INFORMATION GIVEN:
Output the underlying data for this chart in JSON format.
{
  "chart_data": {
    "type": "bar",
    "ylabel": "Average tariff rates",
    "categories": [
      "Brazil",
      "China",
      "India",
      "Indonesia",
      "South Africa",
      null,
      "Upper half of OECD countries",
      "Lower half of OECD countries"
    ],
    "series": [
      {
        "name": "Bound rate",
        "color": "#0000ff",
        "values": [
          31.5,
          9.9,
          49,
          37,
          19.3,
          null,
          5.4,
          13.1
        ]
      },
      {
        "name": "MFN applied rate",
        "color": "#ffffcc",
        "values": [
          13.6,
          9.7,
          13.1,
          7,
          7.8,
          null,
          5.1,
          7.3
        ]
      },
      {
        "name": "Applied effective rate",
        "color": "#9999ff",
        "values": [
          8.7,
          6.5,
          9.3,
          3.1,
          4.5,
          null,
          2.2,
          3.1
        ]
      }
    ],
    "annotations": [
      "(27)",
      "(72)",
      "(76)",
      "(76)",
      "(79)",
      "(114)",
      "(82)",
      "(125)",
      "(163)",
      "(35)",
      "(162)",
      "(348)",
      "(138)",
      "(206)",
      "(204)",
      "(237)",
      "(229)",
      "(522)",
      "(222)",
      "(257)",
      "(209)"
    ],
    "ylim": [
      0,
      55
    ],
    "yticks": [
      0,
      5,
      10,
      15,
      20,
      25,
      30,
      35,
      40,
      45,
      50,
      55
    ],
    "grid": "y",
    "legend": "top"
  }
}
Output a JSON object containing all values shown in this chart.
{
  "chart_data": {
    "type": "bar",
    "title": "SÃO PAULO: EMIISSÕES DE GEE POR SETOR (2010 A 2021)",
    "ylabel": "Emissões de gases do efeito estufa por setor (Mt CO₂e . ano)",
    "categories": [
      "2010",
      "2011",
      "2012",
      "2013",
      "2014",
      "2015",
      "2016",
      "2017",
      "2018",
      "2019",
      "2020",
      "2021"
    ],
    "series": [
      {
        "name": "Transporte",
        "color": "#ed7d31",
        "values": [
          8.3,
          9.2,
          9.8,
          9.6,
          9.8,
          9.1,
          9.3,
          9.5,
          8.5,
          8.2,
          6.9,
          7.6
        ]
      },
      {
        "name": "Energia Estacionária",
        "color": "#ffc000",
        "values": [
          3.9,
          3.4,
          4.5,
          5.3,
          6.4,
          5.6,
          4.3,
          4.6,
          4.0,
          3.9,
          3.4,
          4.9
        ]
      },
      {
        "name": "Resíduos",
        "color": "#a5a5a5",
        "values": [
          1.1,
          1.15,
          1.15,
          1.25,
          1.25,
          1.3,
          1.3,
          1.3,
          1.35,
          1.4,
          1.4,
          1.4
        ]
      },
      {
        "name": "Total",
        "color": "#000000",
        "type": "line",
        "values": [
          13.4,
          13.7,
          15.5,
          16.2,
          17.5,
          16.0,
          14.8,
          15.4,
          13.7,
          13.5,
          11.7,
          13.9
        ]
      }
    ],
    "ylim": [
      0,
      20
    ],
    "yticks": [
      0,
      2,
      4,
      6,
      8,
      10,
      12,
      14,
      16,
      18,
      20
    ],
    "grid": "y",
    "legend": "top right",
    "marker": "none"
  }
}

THE EXERCISE:
Tally up how many lines in the preceding listing contain the word "this". Give nothing but the number.

FULL OUTPUT:
2